(Data entries)
## Start

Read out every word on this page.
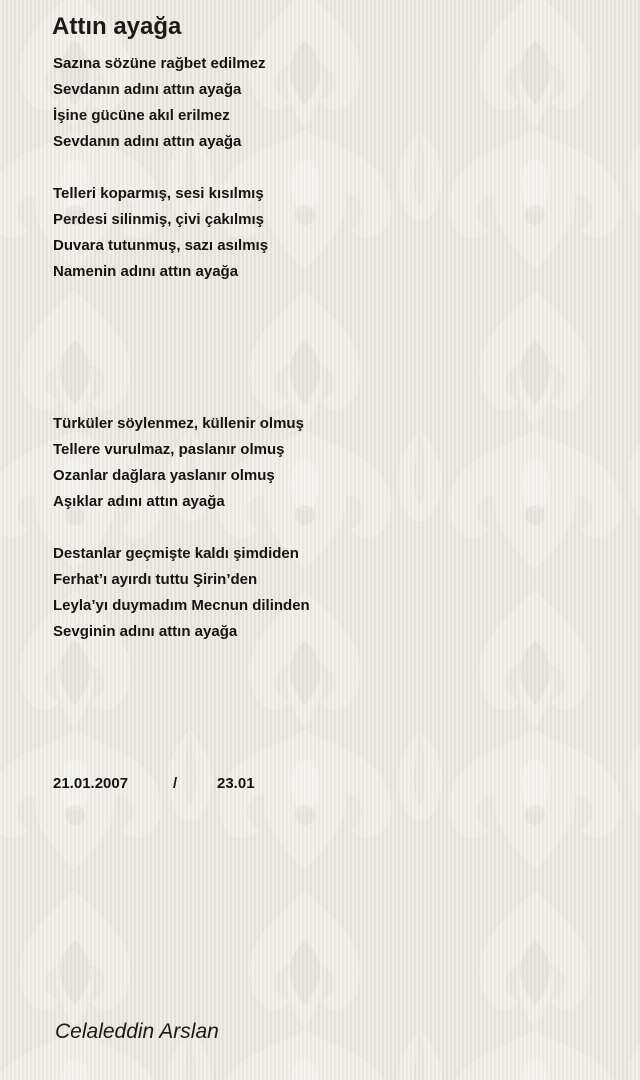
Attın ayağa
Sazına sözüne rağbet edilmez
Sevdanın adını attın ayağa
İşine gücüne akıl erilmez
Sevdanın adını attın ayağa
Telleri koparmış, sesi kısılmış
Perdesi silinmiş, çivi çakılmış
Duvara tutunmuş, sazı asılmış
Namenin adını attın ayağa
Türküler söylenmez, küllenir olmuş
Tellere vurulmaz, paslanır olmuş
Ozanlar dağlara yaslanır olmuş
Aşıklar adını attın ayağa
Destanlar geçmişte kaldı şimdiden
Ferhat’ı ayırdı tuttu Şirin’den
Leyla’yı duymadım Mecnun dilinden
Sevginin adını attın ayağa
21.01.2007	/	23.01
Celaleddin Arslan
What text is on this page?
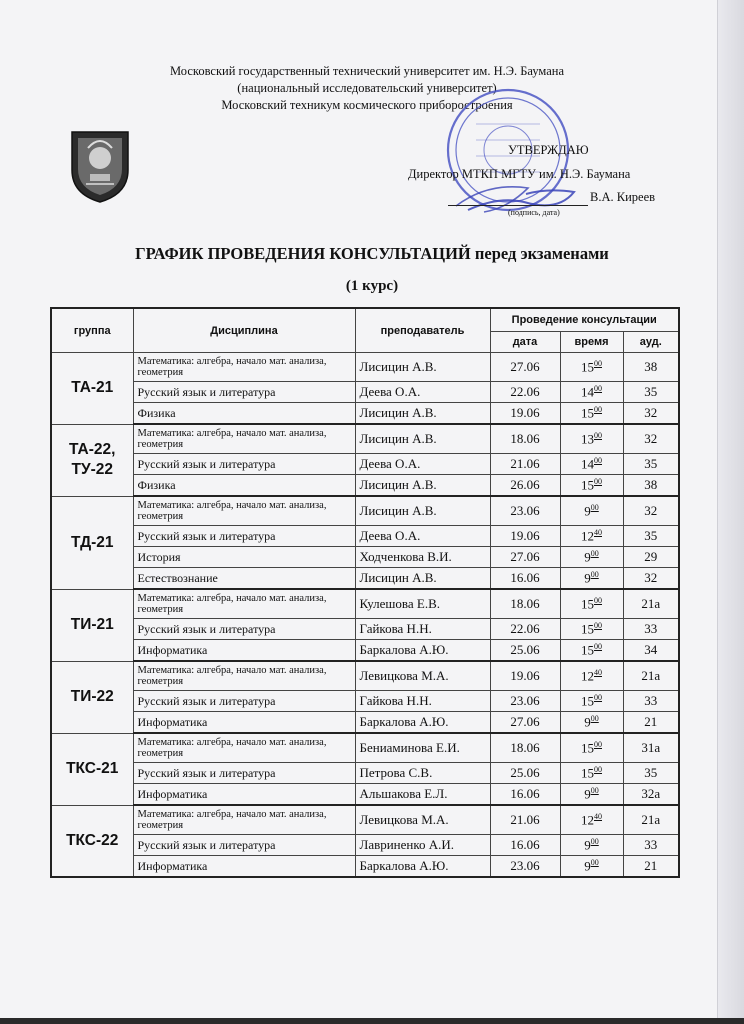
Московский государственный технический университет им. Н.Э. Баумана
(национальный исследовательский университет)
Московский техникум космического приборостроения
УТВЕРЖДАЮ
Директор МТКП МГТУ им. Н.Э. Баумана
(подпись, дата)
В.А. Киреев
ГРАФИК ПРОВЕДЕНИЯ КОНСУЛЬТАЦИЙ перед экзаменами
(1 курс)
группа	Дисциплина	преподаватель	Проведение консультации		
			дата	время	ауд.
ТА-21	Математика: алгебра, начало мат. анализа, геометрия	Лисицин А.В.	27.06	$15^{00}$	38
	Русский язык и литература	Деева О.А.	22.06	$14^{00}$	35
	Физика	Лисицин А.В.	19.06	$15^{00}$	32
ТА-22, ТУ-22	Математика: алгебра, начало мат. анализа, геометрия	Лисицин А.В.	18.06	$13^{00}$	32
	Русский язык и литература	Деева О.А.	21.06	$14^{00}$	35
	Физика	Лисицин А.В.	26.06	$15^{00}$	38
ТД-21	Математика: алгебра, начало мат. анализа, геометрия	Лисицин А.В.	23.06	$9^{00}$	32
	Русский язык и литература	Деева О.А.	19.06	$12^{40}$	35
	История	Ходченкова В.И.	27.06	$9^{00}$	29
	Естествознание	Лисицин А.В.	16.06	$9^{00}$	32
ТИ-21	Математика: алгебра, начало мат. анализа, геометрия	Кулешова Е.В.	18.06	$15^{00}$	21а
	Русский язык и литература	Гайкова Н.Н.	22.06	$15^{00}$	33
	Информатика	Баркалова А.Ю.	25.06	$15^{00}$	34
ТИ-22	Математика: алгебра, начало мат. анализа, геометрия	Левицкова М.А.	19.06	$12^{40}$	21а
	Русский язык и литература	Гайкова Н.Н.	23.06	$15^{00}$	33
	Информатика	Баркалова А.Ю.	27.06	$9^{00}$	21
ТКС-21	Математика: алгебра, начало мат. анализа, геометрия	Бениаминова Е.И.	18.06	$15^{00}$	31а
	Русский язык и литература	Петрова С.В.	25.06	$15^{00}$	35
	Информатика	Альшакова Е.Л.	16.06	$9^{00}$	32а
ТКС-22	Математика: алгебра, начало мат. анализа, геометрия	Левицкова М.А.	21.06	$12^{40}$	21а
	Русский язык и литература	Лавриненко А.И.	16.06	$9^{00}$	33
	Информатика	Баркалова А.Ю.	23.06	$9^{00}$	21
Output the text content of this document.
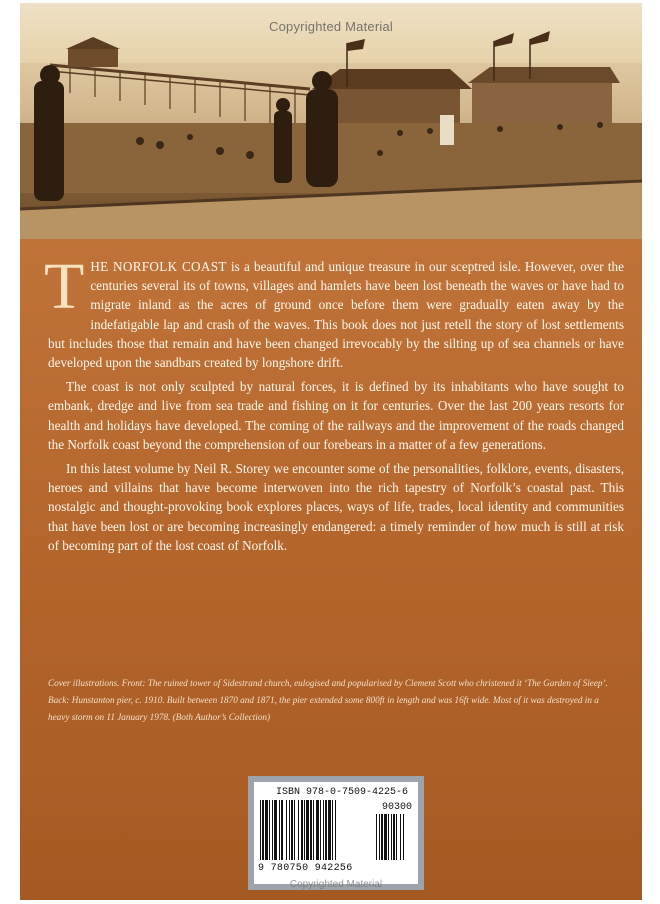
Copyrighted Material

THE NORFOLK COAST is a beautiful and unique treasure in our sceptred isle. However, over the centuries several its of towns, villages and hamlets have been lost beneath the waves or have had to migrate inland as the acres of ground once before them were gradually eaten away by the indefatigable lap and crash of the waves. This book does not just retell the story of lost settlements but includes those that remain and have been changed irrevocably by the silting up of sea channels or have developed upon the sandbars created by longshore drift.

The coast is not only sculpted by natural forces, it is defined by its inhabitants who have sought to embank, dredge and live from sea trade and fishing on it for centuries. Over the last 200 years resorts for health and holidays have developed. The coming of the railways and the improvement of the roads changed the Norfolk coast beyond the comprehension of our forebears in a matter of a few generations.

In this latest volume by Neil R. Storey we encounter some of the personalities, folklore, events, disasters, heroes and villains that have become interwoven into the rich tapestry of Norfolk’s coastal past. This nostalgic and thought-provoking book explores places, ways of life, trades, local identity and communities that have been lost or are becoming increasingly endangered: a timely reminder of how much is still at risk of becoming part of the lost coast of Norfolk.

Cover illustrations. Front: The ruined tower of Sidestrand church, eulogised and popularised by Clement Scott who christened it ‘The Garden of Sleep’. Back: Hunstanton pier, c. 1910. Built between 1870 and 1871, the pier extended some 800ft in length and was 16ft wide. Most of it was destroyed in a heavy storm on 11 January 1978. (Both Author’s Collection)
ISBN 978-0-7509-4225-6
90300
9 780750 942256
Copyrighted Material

## End

How many lines in the records above contain the word "Деева"? Reply with the number and nothing more.

3